**TASK STATEMENT**
Look through the data below and return each line where "plus" appears.

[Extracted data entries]
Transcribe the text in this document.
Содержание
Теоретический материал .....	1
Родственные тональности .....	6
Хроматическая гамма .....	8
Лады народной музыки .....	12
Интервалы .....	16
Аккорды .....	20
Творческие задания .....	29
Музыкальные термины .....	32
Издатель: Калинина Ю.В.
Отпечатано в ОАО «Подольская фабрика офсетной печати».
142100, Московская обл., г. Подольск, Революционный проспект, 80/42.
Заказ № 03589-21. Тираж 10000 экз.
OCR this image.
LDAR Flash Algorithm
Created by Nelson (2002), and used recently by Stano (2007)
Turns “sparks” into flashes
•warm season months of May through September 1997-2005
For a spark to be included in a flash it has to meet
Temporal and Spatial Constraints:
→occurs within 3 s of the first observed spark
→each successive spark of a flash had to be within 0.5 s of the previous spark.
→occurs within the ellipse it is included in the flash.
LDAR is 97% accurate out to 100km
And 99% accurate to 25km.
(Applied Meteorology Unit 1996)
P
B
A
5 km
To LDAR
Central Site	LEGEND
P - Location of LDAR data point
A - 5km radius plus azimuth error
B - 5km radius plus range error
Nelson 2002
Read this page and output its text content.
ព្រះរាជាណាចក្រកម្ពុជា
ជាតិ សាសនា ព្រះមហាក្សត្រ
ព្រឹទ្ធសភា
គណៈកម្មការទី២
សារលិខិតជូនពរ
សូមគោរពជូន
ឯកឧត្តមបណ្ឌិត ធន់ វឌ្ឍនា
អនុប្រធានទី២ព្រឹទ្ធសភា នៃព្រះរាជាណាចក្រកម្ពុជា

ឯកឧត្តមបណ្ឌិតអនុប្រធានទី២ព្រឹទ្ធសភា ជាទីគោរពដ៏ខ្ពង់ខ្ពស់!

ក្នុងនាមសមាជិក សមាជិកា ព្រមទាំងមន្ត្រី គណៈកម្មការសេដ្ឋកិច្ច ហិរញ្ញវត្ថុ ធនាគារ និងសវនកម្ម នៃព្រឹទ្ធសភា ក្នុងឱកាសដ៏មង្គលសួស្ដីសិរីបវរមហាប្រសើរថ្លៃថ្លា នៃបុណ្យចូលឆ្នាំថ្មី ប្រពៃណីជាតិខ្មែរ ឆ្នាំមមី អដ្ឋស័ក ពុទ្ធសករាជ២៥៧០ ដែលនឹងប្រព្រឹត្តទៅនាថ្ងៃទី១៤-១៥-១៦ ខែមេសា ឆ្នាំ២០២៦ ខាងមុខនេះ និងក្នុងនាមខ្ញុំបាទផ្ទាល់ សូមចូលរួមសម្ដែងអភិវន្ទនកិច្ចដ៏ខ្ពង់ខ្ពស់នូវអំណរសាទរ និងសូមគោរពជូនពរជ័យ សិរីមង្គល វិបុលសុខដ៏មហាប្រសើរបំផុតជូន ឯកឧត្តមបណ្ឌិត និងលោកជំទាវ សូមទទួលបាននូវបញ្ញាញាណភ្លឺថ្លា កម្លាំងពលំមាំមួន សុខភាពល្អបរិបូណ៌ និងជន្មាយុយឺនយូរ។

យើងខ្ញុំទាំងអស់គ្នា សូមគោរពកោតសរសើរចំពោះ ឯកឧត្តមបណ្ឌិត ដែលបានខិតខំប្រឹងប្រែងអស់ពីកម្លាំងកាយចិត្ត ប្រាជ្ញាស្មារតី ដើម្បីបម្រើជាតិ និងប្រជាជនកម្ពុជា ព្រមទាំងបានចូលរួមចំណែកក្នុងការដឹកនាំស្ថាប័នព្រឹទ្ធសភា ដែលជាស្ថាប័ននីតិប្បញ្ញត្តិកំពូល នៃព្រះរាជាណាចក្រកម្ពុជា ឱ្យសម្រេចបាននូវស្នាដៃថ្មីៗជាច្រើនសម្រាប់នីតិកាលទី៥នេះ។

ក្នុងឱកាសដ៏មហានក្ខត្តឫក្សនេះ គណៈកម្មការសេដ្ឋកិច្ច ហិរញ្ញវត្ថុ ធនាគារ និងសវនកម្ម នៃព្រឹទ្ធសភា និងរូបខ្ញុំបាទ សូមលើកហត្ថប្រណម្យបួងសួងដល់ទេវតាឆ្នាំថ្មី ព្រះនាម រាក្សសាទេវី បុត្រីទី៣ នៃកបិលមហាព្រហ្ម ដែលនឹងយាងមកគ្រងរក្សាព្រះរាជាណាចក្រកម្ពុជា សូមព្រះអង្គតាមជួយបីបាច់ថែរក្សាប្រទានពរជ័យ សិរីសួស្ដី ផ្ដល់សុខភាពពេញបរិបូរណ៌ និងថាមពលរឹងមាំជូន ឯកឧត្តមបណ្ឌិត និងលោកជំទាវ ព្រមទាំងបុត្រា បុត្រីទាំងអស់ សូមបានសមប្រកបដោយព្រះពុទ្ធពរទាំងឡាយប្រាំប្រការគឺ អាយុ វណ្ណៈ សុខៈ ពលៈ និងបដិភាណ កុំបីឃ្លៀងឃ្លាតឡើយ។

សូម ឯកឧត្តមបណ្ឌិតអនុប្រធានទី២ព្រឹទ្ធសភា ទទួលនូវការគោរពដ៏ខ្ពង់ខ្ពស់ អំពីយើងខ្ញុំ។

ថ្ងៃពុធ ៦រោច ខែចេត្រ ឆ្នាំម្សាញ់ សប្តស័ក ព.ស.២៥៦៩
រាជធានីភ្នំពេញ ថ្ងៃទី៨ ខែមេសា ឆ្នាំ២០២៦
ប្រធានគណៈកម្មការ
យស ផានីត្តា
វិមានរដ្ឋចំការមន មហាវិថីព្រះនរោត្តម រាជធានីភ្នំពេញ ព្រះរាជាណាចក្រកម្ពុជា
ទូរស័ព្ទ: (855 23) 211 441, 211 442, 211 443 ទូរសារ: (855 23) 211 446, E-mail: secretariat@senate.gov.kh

**CORRECT RESULT**
A - 5km radius plus azimuth error
B - 5km radius plus range error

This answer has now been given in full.